### GOAL 1
Decide whether each statement agrees with the commentary on the 2022 Winter Games bids: (a) the IOC has $880 million to give to the winning city; (b) Almaty ranked first in at least one category of the IOC's technical report; (c) the Norwegians attended the meeting. Answer yes or no for each, quoting the words of the commentary that decide it.
### GOAL 2
Please list every place name (city, country or region) that appears in the commentary on the 2022 Winter Games bids.
### GOAL 3
Reproduce the commentary on the 2022 Winter Games bids from "It’s the government." up to and including "in 11 of 14.".
[start EXTRACT PROVIDED]
Ask anyone how much the Sochi Games cost.

See if you get $51 billion.

It is not, and let's be clear about this, the fault of the media if the media gets $51 billion. If there is a different story to be told -- we are all here to be told otherwise. That is freshman-year journalism.

It has been pointed out in this space before that the IOC is not very good at communicating.

This is something of a mystery.

It is not — repeat, not — the opinion here that the IOC members are a bunch of bribe-taking fat cats who only want to swill champagne and eat shrimp in black limousines. That is just a stupid caricature.

The members are, for the most part, hugely passionate women and men trying to make the world even just a little better through sport.

There is — and long has been — a huge disconnect in communicating this story.

Whatever it is, the IOC for the most part often does not know how to do it. Why this is — dunno.

It must be acknowledged, however, that -- right or wrong -- the widely held perception of the IOC, and the members,  is a major, major factor in the rejection of the 2022 Games across Europe these past several months.

That, and the $51 billion.

The most salient fact to have come out in all the months of the 2022 campaign is that the IOC has $880 million to give to the winner. $880 million! That’s nearly, or maybe even more than, half the money it’s going to take for the operating budget.

Two days ago, the IOC buried this fact under a list of 14 names in another release when it should have been shouting it from the mountaintops.

Since then, the IOC has actually recognized that $880 million is a lot of money and has been putting it up high in its releases as Bach and other officials have been talking about it, and a lot.

As for the Norwegians not showing up at the meeting — hello? So perhaps they dissed you. It happens. Call them anyway. Say, we just want to make it clear you know we have $880 million. We are trying to build bridges between sport and politics. We are for sure talking to our friends in Beijing and Almaty about this, too.

Bach now says the IOC is sticking to its process, that it has two cities and that’s that.

That could assuredly be a reasonable position to articulate.

In the meantime, however, it might be interesting to hear why the IOC was so willing a few weeks ago to adapt its Host City contract, ostensibly in a bid to benefit all cities. Clearly, China and Kazakhstan aren’t really worried about the cost of the Games. Never have been.

So where are we now?

On the one hand, it’s entirely possible — indeed, probable — Almaty might win. Because of certain backstage influences that are well-known within IOC circles, Almaty has a huge upside.

On the other hand, what if Almaty can’t quite get it together to even make it to the vote next July?

It’s not the bid team.

It’s the government.

For one thing, over there, they are still mulling over the IOC's technical report from earlier this year that reviewed the-then three candidate cities.

Oslo ranked first in eight of the 14 categories and tied with Beijing in three more. Almaty was not first even once; it did, however, sit last in 11 of 14.

In Kazakhstan, they are still working it all out.

This latter scenario -- Almaty out altogether -- is not entirely unthinkable.

Then you’d have Beijing, and Beijing only.

If you are the IOC and you have even an inkling that you might be down to a one-horse race, wouldn’t you err on the side of caution and look for a way to mitigate that risk?

If, indeed, you are building bridges between sport and politics, aren’t you on the phone right now to the authorities in Almaty to find out what’s what?
[end EXTRACT PROVIDED]
[start DATA LINES]
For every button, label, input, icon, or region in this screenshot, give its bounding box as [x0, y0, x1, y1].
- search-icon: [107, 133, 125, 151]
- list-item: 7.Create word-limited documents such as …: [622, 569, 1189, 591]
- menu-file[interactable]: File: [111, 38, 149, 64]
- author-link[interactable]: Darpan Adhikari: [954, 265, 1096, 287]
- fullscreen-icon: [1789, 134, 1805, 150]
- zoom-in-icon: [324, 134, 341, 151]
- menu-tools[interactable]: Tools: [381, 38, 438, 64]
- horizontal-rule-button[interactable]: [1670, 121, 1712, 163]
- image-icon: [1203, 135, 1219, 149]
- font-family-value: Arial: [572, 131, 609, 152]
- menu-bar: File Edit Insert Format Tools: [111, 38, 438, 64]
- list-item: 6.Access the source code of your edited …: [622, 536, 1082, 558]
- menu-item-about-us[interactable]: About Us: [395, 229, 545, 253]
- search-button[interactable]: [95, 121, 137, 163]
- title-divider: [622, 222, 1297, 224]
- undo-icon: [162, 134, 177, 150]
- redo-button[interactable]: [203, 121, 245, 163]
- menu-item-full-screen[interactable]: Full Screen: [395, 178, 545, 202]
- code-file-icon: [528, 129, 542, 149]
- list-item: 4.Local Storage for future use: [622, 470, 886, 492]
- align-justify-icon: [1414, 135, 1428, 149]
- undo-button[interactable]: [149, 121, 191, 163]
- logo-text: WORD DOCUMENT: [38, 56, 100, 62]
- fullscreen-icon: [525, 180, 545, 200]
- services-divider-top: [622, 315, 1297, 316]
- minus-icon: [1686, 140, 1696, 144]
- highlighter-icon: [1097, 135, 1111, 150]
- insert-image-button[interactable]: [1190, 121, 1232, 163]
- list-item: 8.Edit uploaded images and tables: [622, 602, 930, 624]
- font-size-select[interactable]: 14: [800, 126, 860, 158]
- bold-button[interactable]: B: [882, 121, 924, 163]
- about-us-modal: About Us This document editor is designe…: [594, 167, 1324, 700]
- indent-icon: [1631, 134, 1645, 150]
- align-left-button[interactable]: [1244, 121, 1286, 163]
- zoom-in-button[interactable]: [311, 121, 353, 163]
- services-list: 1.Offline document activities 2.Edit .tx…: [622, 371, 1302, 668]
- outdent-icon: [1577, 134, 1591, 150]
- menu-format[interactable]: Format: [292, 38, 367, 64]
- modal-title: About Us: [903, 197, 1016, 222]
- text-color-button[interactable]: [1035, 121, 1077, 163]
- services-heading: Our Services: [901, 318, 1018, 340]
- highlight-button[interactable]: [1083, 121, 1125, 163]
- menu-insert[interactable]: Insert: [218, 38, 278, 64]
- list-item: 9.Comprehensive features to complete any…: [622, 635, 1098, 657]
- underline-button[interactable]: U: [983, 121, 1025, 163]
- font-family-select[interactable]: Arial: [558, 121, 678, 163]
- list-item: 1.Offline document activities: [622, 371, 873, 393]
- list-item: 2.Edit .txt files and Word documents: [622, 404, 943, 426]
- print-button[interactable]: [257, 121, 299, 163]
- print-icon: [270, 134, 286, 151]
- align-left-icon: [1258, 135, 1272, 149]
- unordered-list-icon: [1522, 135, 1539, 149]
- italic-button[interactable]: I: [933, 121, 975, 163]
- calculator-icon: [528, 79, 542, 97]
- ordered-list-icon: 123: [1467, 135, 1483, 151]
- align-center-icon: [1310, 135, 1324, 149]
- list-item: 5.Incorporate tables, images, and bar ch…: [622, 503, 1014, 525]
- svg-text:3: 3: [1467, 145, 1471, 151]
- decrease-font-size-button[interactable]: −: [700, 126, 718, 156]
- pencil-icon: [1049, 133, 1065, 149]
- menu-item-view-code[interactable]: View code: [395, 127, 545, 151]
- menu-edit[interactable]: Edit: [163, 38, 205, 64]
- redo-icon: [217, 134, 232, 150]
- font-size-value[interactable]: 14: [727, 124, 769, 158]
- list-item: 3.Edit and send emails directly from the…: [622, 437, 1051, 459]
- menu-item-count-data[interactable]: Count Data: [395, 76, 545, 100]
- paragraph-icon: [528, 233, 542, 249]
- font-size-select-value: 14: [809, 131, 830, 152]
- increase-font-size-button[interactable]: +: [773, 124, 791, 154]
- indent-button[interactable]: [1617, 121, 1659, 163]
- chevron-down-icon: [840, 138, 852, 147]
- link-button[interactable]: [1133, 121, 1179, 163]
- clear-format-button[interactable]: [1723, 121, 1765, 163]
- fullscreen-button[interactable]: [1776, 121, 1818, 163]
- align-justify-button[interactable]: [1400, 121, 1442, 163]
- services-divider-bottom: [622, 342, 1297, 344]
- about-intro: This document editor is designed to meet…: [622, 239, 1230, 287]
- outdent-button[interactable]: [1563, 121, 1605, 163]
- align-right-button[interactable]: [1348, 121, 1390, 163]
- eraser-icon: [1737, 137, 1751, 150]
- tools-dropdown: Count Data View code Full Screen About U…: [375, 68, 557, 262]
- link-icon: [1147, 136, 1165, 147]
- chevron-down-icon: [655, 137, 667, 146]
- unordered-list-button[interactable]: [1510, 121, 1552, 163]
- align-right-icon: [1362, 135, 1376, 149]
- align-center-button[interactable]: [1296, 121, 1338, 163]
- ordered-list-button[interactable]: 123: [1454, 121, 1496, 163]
[end DATA LINES]
### EXERCISE ANSWER 1
(a) Yes: "the IOC has $880 million to give to the winner."
(b) No: "Almaty was not first even once"
(c) No: "As for the Norwegians not showing up at the meeting"

### EXERCISE ANSWER 2
Sochi, Europe, Beijing, Almaty, China, Kazakhstan, Oslo

### EXERCISE ANSWER 3
It’s the government.

For one thing, over there, they are still mulling over the IOC's technical report from earlier this year that reviewed the-then three candidate cities.

Oslo ranked first in eight of the 14 categories and tied with Beijing in three more. Almaty was not first even once; it did, however, sit last in 11 of 14.